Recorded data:

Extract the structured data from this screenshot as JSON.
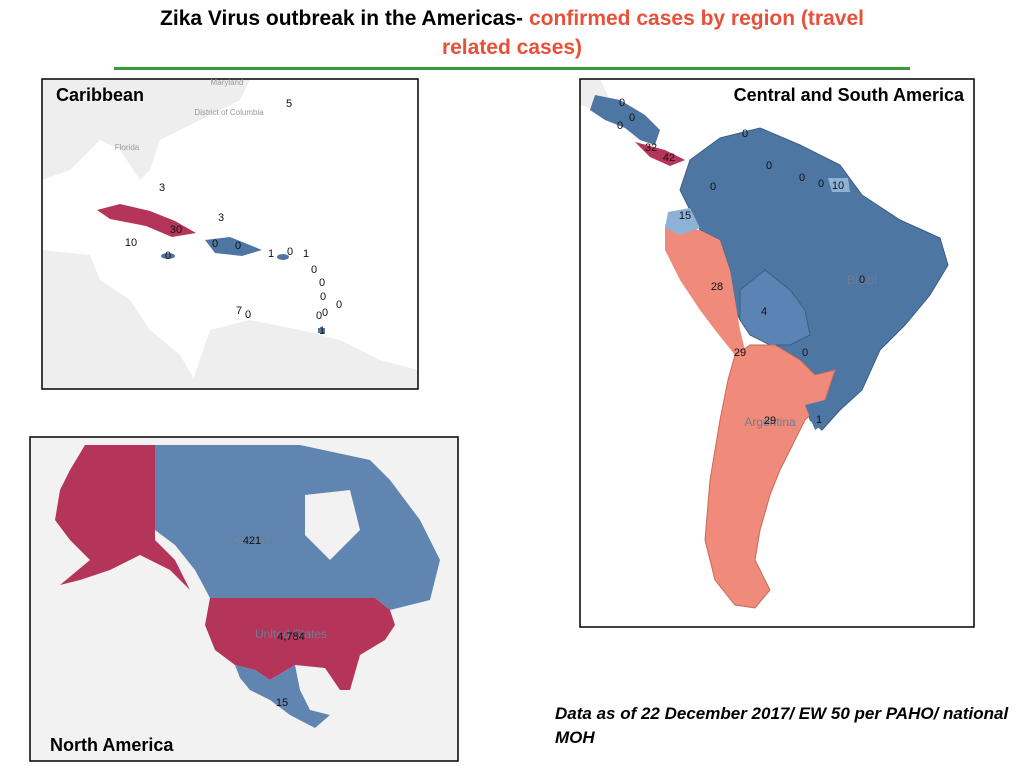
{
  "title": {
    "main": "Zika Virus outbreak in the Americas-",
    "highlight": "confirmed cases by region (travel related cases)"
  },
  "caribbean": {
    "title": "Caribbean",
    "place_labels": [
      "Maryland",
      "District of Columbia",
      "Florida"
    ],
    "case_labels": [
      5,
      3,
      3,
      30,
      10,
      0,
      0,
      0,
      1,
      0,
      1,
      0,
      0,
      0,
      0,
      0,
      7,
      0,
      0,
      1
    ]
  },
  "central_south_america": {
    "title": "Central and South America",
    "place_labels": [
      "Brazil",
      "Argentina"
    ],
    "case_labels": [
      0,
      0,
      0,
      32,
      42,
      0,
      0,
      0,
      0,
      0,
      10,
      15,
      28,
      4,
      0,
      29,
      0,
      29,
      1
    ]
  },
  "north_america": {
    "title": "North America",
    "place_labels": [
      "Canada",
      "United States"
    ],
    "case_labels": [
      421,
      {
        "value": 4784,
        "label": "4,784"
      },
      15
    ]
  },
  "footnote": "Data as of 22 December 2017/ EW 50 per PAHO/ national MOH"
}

- **The problem**
Would you retype every record above exactly, leaving out the pictures?

- **Exercise response**
Extract the structured data from this screenshot as JSON.
{
  "title": {
    "main": "Zika Virus outbreak in the Americas-",
    "highlight": "confirmed cases by region (travel related cases)"
  },
  "caribbean": {
    "title": "Caribbean",
    "place_labels": [
      "Maryland",
      "District of Columbia",
      "Florida"
    ],
    "case_labels": [
      5,
      3,
      3,
      30,
      10,
      0,
      0,
      0,
      1,
      0,
      1,
      0,
      0,
      0,
      0,
      0,
      7,
      0,
      0,
      1
    ]
  },
  "central_south_america": {
    "title": "Central and South America",
    "place_labels": [
      "Brazil",
      "Argentina"
    ],
    "case_labels": [
      0,
      0,
      0,
      32,
      42,
      0,
      0,
      0,
      0,
      0,
      10,
      15,
      28,
      4,
      0,
      29,
      0,
      29,
      1
    ]
  },
  "north_america": {
    "title": "North America",
    "place_labels": [
      "Canada",
      "United States"
    ],
    "case_labels": [
      421,
      {
        "value": 4784,
        "label": "4,784"
      },
      15
    ]
  },
  "footnote": "Data as of 22 December 2017/ EW 50 per PAHO/ national MOH"
}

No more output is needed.